__PROBLEM TO SOLVE__. Reproduce the listing below character for character; drop every image.

───── SOURCE RECORDS

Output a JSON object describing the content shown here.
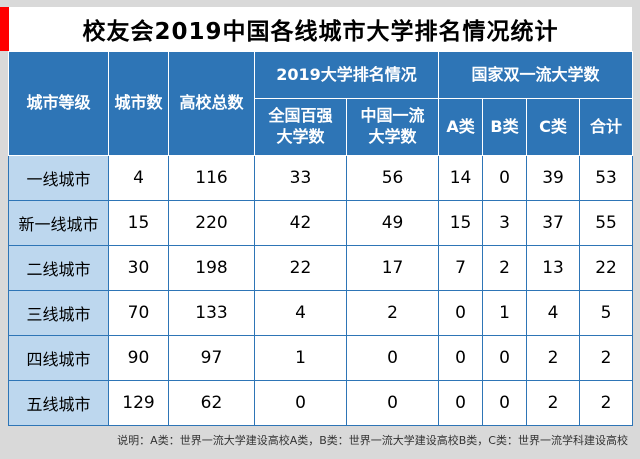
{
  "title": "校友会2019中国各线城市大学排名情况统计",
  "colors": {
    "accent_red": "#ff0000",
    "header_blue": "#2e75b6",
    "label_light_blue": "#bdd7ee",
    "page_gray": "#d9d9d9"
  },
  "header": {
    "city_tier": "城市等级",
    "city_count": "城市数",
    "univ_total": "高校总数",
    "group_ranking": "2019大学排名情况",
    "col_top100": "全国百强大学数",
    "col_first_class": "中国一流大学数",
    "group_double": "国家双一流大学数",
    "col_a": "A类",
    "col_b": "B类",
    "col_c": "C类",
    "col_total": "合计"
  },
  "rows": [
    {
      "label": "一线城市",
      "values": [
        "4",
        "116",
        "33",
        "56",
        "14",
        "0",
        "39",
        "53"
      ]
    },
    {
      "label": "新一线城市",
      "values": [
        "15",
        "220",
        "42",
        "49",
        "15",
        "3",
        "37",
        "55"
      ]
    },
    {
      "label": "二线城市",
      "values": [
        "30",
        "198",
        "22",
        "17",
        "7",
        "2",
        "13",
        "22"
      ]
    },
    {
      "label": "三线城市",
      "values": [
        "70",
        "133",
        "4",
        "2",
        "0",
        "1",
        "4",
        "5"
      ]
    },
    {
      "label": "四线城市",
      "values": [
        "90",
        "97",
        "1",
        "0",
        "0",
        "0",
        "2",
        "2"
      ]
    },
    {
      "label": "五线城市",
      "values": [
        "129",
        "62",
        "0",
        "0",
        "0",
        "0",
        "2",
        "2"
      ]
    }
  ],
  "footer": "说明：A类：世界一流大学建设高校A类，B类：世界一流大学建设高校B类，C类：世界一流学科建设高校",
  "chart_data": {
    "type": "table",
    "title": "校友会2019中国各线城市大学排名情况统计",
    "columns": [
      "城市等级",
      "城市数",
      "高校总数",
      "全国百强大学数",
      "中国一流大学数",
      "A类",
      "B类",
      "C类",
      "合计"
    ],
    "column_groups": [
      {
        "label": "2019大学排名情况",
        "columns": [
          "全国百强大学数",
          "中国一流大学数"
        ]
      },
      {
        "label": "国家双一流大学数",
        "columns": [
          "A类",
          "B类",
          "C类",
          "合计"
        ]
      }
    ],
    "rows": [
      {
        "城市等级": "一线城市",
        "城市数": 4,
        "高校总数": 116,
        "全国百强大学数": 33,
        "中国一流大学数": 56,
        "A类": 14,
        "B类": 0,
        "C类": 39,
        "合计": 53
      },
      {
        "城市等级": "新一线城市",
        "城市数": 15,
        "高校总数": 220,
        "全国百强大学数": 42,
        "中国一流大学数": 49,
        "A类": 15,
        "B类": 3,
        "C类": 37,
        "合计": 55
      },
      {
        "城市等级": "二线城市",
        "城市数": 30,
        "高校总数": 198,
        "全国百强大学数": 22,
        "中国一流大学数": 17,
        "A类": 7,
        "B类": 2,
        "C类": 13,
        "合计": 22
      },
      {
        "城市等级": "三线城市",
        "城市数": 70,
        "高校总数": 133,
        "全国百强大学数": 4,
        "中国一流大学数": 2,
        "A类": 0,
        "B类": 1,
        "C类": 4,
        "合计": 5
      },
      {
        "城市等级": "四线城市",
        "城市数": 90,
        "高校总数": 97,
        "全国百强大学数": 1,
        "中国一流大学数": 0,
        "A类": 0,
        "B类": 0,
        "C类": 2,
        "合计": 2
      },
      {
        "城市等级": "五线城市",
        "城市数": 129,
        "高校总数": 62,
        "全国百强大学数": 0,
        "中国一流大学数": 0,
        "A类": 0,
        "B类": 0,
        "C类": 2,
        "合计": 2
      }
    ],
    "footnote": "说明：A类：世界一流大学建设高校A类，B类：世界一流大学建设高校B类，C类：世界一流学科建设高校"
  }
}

──────────

__OUTPUT FOR THIS TASK__.
Output a JSON object describing the content shown here.
{
  "title": "校友会2019中国各线城市大学排名情况统计",
  "colors": {
    "accent_red": "#ff0000",
    "header_blue": "#2e75b6",
    "label_light_blue": "#bdd7ee",
    "page_gray": "#d9d9d9"
  },
  "header": {
    "city_tier": "城市等级",
    "city_count": "城市数",
    "univ_total": "高校总数",
    "group_ranking": "2019大学排名情况",
    "col_top100": "全国百强大学数",
    "col_first_class": "中国一流大学数",
    "group_double": "国家双一流大学数",
    "col_a": "A类",
    "col_b": "B类",
    "col_c": "C类",
    "col_total": "合计"
  },
  "rows": [
    {
      "label": "一线城市",
      "values": [
        "4",
        "116",
        "33",
        "56",
        "14",
        "0",
        "39",
        "53"
      ]
    },
    {
      "label": "新一线城市",
      "values": [
        "15",
        "220",
        "42",
        "49",
        "15",
        "3",
        "37",
        "55"
      ]
    },
    {
      "label": "二线城市",
      "values": [
        "30",
        "198",
        "22",
        "17",
        "7",
        "2",
        "13",
        "22"
      ]
    },
    {
      "label": "三线城市",
      "values": [
        "70",
        "133",
        "4",
        "2",
        "0",
        "1",
        "4",
        "5"
      ]
    },
    {
      "label": "四线城市",
      "values": [
        "90",
        "97",
        "1",
        "0",
        "0",
        "0",
        "2",
        "2"
      ]
    },
    {
      "label": "五线城市",
      "values": [
        "129",
        "62",
        "0",
        "0",
        "0",
        "0",
        "2",
        "2"
      ]
    }
  ],
  "footer": "说明：A类：世界一流大学建设高校A类，B类：世界一流大学建设高校B类，C类：世界一流学科建设高校",
  "chart_data": {
    "type": "table",
    "title": "校友会2019中国各线城市大学排名情况统计",
    "columns": [
      "城市等级",
      "城市数",
      "高校总数",
      "全国百强大学数",
      "中国一流大学数",
      "A类",
      "B类",
      "C类",
      "合计"
    ],
    "column_groups": [
      {
        "label": "2019大学排名情况",
        "columns": [
          "全国百强大学数",
          "中国一流大学数"
        ]
      },
      {
        "label": "国家双一流大学数",
        "columns": [
          "A类",
          "B类",
          "C类",
          "合计"
        ]
      }
    ],
    "rows": [
      {
        "城市等级": "一线城市",
        "城市数": 4,
        "高校总数": 116,
        "全国百强大学数": 33,
        "中国一流大学数": 56,
        "A类": 14,
        "B类": 0,
        "C类": 39,
        "合计": 53
      },
      {
        "城市等级": "新一线城市",
        "城市数": 15,
        "高校总数": 220,
        "全国百强大学数": 42,
        "中国一流大学数": 49,
        "A类": 15,
        "B类": 3,
        "C类": 37,
        "合计": 55
      },
      {
        "城市等级": "二线城市",
        "城市数": 30,
        "高校总数": 198,
        "全国百强大学数": 22,
        "中国一流大学数": 17,
        "A类": 7,
        "B类": 2,
        "C类": 13,
        "合计": 22
      },
      {
        "城市等级": "三线城市",
        "城市数": 70,
        "高校总数": 133,
        "全国百强大学数": 4,
        "中国一流大学数": 2,
        "A类": 0,
        "B类": 1,
        "C类": 4,
        "合计": 5
      },
      {
        "城市等级": "四线城市",
        "城市数": 90,
        "高校总数": 97,
        "全国百强大学数": 1,
        "中国一流大学数": 0,
        "A类": 0,
        "B类": 0,
        "C类": 2,
        "合计": 2
      },
      {
        "城市等级": "五线城市",
        "城市数": 129,
        "高校总数": 62,
        "全国百强大学数": 0,
        "中国一流大学数": 0,
        "A类": 0,
        "B类": 0,
        "C类": 2,
        "合计": 2
      }
    ],
    "footnote": "说明：A类：世界一流大学建设高校A类，B类：世界一流大学建设高校B类，C类：世界一流学科建设高校"
  }
}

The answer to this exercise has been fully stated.